The problem: Update the lines from the start of the material through the line containing "conn-freq-h (790, 168, 879, 172)" by changing every "conveyor-dot" to "belt-dot" and leaving everything else as it is. Return only those lines.

Element region listings:

-*-*-

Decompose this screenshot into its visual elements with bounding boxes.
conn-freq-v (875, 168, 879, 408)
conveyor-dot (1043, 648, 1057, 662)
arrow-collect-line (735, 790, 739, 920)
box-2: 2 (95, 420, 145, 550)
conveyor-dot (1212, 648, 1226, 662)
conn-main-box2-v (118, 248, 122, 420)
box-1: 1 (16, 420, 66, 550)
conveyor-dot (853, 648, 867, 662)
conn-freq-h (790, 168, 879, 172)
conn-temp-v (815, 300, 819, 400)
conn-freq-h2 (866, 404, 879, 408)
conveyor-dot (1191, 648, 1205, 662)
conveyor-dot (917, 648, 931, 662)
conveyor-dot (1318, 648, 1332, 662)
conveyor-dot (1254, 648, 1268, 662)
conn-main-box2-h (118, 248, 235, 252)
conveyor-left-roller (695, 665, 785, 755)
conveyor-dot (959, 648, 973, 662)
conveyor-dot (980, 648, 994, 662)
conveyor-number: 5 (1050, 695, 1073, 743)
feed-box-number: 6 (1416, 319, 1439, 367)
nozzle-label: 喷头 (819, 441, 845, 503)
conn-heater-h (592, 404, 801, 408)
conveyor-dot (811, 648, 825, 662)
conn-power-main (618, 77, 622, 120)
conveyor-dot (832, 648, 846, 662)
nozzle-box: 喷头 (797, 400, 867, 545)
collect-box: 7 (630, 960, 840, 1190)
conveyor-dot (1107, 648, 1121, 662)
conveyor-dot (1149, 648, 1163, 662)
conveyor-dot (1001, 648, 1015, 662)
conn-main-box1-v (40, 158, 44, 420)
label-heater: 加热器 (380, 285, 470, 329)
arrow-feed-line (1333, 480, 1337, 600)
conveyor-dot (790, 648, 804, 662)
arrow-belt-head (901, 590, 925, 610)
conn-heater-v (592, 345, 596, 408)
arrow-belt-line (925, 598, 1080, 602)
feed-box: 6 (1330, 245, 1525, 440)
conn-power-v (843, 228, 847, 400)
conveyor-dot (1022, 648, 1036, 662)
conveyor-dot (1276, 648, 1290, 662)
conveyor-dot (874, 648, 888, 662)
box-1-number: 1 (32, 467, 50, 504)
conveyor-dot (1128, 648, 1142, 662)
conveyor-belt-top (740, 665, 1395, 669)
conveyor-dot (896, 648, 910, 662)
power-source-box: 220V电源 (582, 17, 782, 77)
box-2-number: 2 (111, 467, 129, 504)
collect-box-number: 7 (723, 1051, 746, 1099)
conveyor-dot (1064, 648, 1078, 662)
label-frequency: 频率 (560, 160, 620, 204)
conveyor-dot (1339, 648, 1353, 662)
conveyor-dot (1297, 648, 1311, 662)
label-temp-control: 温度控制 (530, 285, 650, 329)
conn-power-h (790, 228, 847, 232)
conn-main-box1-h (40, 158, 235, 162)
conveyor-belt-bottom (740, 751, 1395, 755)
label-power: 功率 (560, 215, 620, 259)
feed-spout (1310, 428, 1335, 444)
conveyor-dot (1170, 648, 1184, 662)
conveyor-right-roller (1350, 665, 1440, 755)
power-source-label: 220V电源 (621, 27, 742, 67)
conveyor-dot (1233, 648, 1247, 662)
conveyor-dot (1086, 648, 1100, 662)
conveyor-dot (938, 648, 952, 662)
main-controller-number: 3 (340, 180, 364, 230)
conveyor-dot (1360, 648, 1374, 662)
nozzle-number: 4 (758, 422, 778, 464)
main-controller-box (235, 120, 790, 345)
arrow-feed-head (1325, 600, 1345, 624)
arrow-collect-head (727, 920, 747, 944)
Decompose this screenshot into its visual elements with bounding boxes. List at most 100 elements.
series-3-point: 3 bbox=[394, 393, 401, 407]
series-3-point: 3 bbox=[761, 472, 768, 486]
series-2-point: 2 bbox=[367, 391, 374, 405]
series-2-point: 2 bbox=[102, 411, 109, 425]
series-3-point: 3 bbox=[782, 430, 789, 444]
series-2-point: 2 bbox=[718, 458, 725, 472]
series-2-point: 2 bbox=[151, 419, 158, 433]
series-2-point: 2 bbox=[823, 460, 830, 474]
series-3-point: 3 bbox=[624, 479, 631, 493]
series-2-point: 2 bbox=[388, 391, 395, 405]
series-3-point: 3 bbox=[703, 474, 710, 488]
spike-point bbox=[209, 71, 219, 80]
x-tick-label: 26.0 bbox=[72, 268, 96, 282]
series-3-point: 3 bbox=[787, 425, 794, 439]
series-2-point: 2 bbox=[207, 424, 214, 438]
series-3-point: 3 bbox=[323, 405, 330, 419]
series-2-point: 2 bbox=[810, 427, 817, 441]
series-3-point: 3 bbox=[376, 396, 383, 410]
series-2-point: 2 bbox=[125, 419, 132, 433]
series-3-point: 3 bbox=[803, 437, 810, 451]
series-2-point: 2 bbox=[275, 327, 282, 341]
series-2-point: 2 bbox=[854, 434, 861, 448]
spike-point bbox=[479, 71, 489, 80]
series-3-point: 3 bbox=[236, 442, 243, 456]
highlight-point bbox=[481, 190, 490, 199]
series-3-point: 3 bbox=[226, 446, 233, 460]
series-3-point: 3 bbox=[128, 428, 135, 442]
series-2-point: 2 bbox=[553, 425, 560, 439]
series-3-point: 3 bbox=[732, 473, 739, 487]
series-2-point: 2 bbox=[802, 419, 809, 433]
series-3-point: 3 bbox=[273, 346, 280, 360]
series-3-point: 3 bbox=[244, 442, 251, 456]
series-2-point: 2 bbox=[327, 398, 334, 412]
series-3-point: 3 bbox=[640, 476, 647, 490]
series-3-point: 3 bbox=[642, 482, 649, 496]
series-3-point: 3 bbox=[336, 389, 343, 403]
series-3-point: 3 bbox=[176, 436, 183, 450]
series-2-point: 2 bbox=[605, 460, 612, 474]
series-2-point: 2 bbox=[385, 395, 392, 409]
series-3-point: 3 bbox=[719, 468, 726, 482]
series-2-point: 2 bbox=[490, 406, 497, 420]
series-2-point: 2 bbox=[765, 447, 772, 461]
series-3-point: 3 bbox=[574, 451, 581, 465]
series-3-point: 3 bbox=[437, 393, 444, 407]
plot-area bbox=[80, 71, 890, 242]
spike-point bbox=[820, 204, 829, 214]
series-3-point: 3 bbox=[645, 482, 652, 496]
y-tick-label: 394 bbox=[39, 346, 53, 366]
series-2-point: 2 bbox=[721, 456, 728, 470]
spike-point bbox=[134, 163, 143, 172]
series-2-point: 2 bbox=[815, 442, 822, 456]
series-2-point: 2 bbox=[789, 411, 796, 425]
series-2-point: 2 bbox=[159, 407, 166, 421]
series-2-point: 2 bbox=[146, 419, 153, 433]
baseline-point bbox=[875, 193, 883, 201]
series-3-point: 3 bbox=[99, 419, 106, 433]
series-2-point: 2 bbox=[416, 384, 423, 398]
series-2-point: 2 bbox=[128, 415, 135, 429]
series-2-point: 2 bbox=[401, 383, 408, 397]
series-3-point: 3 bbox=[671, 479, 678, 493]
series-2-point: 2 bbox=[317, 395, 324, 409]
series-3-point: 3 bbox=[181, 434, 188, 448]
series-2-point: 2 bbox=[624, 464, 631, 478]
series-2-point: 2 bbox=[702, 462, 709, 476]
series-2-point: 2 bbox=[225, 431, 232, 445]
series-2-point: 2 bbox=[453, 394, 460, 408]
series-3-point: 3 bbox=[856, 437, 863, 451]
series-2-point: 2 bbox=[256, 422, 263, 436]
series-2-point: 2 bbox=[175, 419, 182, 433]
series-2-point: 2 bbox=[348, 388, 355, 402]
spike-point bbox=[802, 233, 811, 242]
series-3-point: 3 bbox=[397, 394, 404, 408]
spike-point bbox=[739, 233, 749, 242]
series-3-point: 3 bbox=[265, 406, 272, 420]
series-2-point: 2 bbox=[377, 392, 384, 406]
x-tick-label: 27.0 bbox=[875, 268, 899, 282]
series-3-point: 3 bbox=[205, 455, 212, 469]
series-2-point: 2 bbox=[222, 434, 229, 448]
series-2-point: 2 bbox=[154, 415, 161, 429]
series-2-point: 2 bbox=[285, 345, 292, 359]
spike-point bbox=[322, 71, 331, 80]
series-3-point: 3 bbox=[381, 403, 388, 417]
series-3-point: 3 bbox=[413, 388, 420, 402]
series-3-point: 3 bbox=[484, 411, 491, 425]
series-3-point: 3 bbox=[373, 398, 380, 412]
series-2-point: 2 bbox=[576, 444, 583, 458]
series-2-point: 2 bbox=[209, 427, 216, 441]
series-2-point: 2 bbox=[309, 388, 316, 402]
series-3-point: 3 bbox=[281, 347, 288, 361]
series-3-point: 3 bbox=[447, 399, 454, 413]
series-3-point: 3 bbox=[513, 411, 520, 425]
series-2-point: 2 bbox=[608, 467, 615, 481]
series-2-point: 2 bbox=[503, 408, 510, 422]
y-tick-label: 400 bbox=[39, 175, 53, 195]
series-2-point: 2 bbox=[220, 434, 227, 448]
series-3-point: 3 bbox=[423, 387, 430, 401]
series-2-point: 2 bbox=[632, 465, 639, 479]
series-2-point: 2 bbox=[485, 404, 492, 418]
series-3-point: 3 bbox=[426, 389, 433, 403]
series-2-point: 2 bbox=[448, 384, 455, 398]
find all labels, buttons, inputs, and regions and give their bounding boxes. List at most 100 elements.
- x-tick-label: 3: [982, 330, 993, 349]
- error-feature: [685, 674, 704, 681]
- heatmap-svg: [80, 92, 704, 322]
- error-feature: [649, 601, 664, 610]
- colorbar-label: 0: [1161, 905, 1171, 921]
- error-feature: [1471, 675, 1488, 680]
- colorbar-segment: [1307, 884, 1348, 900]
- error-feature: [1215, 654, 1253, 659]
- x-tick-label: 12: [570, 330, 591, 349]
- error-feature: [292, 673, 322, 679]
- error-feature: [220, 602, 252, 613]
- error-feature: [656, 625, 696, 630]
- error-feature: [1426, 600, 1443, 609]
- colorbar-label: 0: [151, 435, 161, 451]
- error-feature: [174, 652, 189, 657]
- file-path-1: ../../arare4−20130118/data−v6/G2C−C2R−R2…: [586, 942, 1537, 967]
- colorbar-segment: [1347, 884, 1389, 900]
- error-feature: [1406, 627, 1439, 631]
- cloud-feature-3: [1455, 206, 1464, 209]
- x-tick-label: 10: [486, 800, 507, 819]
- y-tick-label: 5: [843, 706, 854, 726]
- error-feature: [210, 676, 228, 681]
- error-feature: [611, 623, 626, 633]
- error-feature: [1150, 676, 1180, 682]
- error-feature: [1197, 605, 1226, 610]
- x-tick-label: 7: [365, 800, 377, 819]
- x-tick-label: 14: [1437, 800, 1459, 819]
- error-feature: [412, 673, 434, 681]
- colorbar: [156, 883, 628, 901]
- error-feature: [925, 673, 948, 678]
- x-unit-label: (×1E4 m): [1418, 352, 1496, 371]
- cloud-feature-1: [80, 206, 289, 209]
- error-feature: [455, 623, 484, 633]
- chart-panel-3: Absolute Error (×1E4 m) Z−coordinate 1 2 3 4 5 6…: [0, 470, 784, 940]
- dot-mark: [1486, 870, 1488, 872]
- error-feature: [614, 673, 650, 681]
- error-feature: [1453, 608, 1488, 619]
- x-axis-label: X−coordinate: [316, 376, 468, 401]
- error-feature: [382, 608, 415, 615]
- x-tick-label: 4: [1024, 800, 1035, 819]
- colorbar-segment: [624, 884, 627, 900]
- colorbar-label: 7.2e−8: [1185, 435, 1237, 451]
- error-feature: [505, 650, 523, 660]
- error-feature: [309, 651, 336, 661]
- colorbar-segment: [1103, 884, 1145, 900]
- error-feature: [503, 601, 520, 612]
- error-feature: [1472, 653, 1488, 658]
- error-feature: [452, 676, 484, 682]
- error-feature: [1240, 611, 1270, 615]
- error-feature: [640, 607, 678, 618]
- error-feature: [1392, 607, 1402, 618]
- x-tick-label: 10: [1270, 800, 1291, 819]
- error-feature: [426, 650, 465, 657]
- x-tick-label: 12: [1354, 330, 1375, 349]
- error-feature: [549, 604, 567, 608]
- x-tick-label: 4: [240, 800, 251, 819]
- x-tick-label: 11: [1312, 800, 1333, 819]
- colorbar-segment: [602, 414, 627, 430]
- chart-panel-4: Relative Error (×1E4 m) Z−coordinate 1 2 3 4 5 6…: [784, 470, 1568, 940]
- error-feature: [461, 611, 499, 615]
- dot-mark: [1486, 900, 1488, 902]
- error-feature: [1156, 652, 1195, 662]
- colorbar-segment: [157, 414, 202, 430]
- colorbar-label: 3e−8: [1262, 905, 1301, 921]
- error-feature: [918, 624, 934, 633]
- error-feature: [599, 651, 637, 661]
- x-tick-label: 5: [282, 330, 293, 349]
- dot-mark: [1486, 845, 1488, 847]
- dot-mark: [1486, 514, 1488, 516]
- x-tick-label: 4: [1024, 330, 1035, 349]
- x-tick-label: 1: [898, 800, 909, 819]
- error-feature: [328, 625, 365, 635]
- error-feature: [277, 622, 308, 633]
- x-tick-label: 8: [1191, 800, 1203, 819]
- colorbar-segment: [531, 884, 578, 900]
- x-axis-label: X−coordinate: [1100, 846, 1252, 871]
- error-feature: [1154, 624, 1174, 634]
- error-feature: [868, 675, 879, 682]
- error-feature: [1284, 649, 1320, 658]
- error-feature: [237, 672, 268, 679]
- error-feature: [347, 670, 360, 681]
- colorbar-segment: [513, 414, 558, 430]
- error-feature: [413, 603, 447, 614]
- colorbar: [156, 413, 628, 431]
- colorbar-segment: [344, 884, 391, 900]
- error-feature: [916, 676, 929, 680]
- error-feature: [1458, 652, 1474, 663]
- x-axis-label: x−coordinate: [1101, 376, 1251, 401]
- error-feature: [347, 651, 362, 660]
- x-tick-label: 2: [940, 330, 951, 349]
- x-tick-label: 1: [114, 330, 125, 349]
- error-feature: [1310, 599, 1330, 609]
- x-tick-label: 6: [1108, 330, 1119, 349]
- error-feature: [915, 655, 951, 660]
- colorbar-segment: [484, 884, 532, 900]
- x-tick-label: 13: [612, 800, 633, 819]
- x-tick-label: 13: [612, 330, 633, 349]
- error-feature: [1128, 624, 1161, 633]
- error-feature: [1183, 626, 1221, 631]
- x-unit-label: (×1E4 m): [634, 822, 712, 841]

-*-*-

Completed exercise:
Decompose this screenshot into its visual elements with bounding boxes.
conn-freq-v (875, 168, 879, 408)
belt-dot (1043, 648, 1057, 662)
arrow-collect-line (735, 790, 739, 920)
box-2: 2 (95, 420, 145, 550)
belt-dot (1212, 648, 1226, 662)
conn-main-box2-v (118, 248, 122, 420)
box-1: 1 (16, 420, 66, 550)
belt-dot (853, 648, 867, 662)
conn-freq-h (790, 168, 879, 172)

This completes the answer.